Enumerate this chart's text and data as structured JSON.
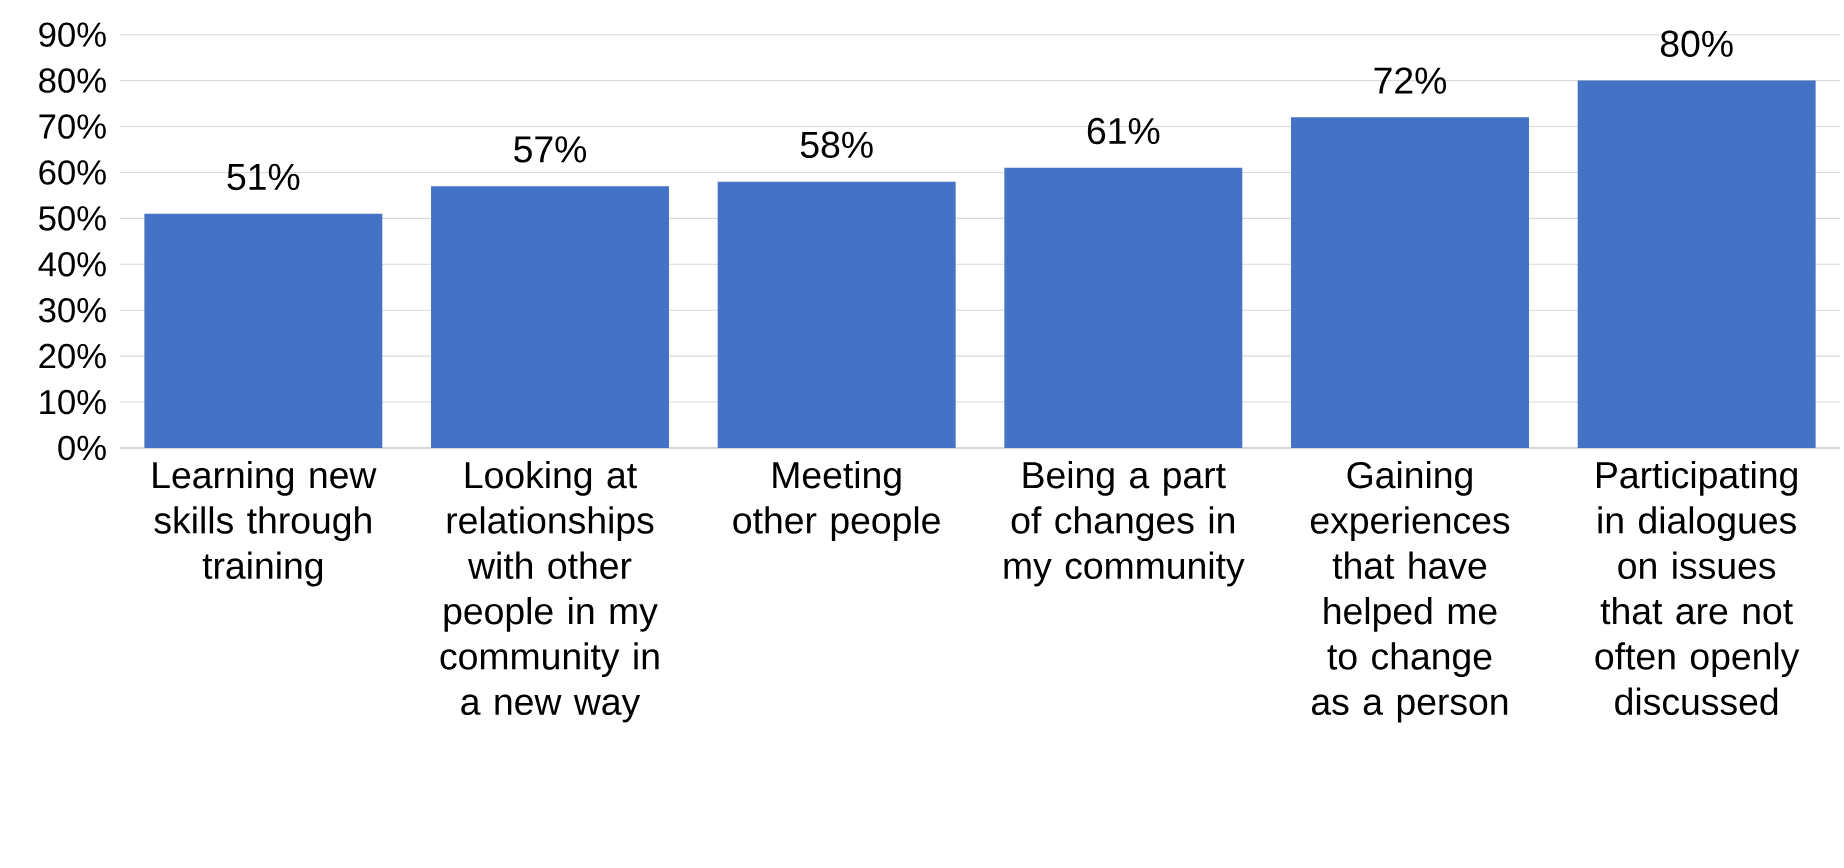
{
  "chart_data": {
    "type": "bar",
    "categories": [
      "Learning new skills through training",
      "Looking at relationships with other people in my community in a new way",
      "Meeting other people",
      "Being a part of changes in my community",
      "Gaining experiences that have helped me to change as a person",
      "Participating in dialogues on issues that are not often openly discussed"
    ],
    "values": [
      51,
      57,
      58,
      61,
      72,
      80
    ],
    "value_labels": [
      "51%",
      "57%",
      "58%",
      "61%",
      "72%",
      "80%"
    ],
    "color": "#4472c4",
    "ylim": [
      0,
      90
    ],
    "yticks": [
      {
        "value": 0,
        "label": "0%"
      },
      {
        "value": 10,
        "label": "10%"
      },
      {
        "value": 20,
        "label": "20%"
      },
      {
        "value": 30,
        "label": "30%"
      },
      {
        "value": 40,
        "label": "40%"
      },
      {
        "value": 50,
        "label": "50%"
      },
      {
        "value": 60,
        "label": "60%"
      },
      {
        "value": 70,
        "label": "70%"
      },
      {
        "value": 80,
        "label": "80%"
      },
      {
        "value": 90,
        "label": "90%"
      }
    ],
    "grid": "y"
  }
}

###

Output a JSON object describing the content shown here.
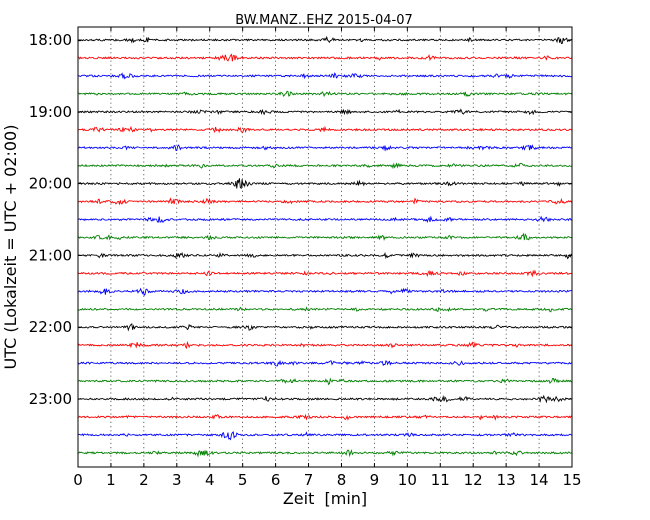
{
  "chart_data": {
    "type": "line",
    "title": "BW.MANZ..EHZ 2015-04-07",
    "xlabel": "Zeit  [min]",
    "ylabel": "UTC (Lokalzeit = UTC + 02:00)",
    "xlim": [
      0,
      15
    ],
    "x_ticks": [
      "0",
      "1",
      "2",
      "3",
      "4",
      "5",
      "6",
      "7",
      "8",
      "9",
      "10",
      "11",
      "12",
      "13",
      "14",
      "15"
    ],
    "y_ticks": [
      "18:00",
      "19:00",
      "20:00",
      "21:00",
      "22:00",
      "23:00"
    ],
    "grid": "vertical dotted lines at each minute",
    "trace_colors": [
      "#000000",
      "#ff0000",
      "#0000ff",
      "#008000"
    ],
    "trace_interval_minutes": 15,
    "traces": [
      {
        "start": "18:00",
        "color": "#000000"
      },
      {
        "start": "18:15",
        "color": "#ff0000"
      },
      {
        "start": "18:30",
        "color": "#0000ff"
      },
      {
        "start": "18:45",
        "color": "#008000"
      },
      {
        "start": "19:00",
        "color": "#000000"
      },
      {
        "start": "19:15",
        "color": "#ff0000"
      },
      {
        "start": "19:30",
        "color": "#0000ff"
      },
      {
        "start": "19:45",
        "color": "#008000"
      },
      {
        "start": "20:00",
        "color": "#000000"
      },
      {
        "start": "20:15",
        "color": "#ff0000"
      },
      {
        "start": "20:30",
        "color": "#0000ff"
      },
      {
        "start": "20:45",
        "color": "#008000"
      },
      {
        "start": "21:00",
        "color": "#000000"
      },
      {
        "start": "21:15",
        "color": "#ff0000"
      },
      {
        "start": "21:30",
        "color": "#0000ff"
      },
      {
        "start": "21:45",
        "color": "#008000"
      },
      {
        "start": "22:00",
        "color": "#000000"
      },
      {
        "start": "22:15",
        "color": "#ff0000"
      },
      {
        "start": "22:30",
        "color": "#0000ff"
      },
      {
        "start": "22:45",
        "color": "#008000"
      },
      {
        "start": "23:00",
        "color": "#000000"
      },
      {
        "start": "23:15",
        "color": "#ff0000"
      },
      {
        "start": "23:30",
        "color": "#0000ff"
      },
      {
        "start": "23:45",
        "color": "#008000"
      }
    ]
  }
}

###

WHAT IS NEEDED: Using the listing, collect all lines in which the string "JSON" is found.

ANSWER FOR THE TASK:
Enumerate this chart's text and data as structured JSON.
Output a JSON object describing the content shown here.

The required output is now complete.